Task to complete – Exactly reproduce the entries, dropping any pictures from your copy.

%%

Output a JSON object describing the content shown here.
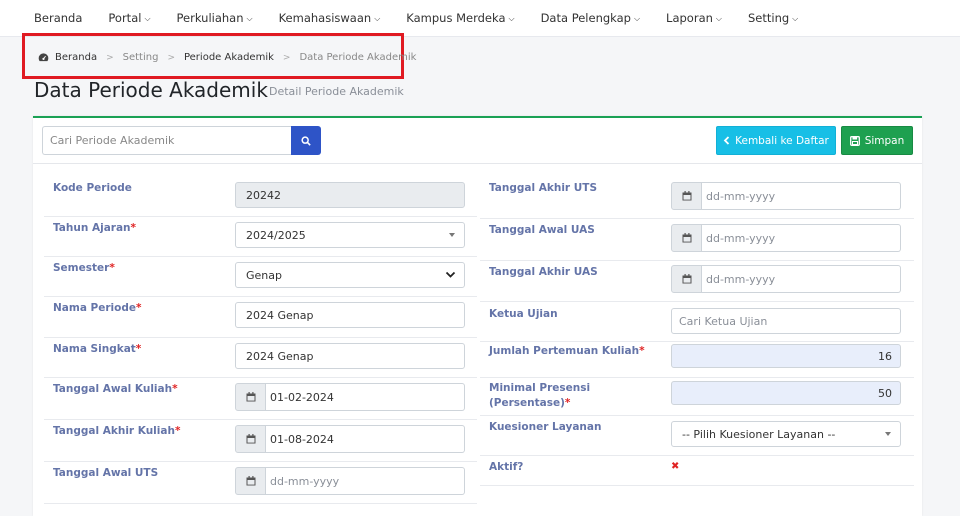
{
  "nav": {
    "items": [
      {
        "label": "Beranda",
        "caret": ""
      },
      {
        "label": "Portal",
        "caret": "⌵"
      },
      {
        "label": "Perkuliahan",
        "caret": "⌵"
      },
      {
        "label": "Kemahasiswaan",
        "caret": "⌵"
      },
      {
        "label": "Kampus Merdeka",
        "caret": "⌵"
      },
      {
        "label": "Data Pelengkap",
        "caret": "⌵"
      },
      {
        "label": "Laporan",
        "caret": "⌵"
      },
      {
        "label": "Setting",
        "caret": "⌵"
      }
    ]
  },
  "breadcrumb": {
    "home_icon": "dashboard-icon",
    "items": [
      "Beranda",
      "Setting",
      "Periode Akademik",
      "Data Periode Akademik"
    ],
    "sep": ">"
  },
  "page": {
    "title": "Data Periode Akademik",
    "subtitle": "Detail Periode Akademik"
  },
  "toolbar": {
    "search_placeholder": "Cari Periode Akademik",
    "back_label": "Kembali ke Daftar",
    "save_label": "Simpan"
  },
  "form_left": {
    "kode_periode": {
      "label": "Kode Periode",
      "value": "20242"
    },
    "tahun_ajaran": {
      "label": "Tahun Ajaran",
      "value": "2024/2025"
    },
    "semester": {
      "label": "Semester",
      "value": "Genap"
    },
    "nama_periode": {
      "label": "Nama Periode",
      "value": "2024 Genap"
    },
    "nama_singkat": {
      "label": "Nama Singkat",
      "value": "2024 Genap"
    },
    "tgl_awal_kuliah": {
      "label": "Tanggal Awal Kuliah",
      "value": "01-02-2024"
    },
    "tgl_akhir_kuliah": {
      "label": "Tanggal Akhir Kuliah",
      "value": "01-08-2024"
    },
    "tgl_awal_uts": {
      "label": "Tanggal Awal UTS",
      "placeholder": "dd-mm-yyyy"
    }
  },
  "form_right": {
    "tgl_akhir_uts": {
      "label": "Tanggal Akhir UTS",
      "placeholder": "dd-mm-yyyy"
    },
    "tgl_awal_uas": {
      "label": "Tanggal Awal UAS",
      "placeholder": "dd-mm-yyyy"
    },
    "tgl_akhir_uas": {
      "label": "Tanggal Akhir UAS",
      "placeholder": "dd-mm-yyyy"
    },
    "ketua_ujian": {
      "label": "Ketua Ujian",
      "placeholder": "Cari Ketua Ujian"
    },
    "jumlah_pertemuan": {
      "label": "Jumlah Pertemuan Kuliah",
      "value": "16"
    },
    "minimal_presensi": {
      "label1": "Minimal Presensi",
      "label2": "(Persentase)",
      "value": "50"
    },
    "kuesioner": {
      "label": "Kuesioner Layanan",
      "value": "-- Pilih Kuesioner Layanan --"
    },
    "aktif": {
      "label": "Aktif?",
      "value": "✖"
    }
  },
  "required_mark": "*",
  "colors": {
    "accent_green": "#1ea050",
    "accent_cyan": "#17bfe6",
    "search_blue": "#2e54c7",
    "label": "#6474a8",
    "required": "#e02424"
  }
}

%%

In response –
Output a JSON object describing the content shown here.
{
  "nav": {
    "items": [
      {
        "label": "Beranda",
        "caret": ""
      },
      {
        "label": "Portal",
        "caret": "⌵"
      },
      {
        "label": "Perkuliahan",
        "caret": "⌵"
      },
      {
        "label": "Kemahasiswaan",
        "caret": "⌵"
      },
      {
        "label": "Kampus Merdeka",
        "caret": "⌵"
      },
      {
        "label": "Data Pelengkap",
        "caret": "⌵"
      },
      {
        "label": "Laporan",
        "caret": "⌵"
      },
      {
        "label": "Setting",
        "caret": "⌵"
      }
    ]
  },
  "breadcrumb": {
    "home_icon": "dashboard-icon",
    "items": [
      "Beranda",
      "Setting",
      "Periode Akademik",
      "Data Periode Akademik"
    ],
    "sep": ">"
  },
  "page": {
    "title": "Data Periode Akademik",
    "subtitle": "Detail Periode Akademik"
  },
  "toolbar": {
    "search_placeholder": "Cari Periode Akademik",
    "back_label": "Kembali ke Daftar",
    "save_label": "Simpan"
  },
  "form_left": {
    "kode_periode": {
      "label": "Kode Periode",
      "value": "20242"
    },
    "tahun_ajaran": {
      "label": "Tahun Ajaran",
      "value": "2024/2025"
    },
    "semester": {
      "label": "Semester",
      "value": "Genap"
    },
    "nama_periode": {
      "label": "Nama Periode",
      "value": "2024 Genap"
    },
    "nama_singkat": {
      "label": "Nama Singkat",
      "value": "2024 Genap"
    },
    "tgl_awal_kuliah": {
      "label": "Tanggal Awal Kuliah",
      "value": "01-02-2024"
    },
    "tgl_akhir_kuliah": {
      "label": "Tanggal Akhir Kuliah",
      "value": "01-08-2024"
    },
    "tgl_awal_uts": {
      "label": "Tanggal Awal UTS",
      "placeholder": "dd-mm-yyyy"
    }
  },
  "form_right": {
    "tgl_akhir_uts": {
      "label": "Tanggal Akhir UTS",
      "placeholder": "dd-mm-yyyy"
    },
    "tgl_awal_uas": {
      "label": "Tanggal Awal UAS",
      "placeholder": "dd-mm-yyyy"
    },
    "tgl_akhir_uas": {
      "label": "Tanggal Akhir UAS",
      "placeholder": "dd-mm-yyyy"
    },
    "ketua_ujian": {
      "label": "Ketua Ujian",
      "placeholder": "Cari Ketua Ujian"
    },
    "jumlah_pertemuan": {
      "label": "Jumlah Pertemuan Kuliah",
      "value": "16"
    },
    "minimal_presensi": {
      "label1": "Minimal Presensi",
      "label2": "(Persentase)",
      "value": "50"
    },
    "kuesioner": {
      "label": "Kuesioner Layanan",
      "value": "-- Pilih Kuesioner Layanan --"
    },
    "aktif": {
      "label": "Aktif?",
      "value": "✖"
    }
  },
  "required_mark": "*",
  "colors": {
    "accent_green": "#1ea050",
    "accent_cyan": "#17bfe6",
    "search_blue": "#2e54c7",
    "label": "#6474a8",
    "required": "#e02424"
  }
}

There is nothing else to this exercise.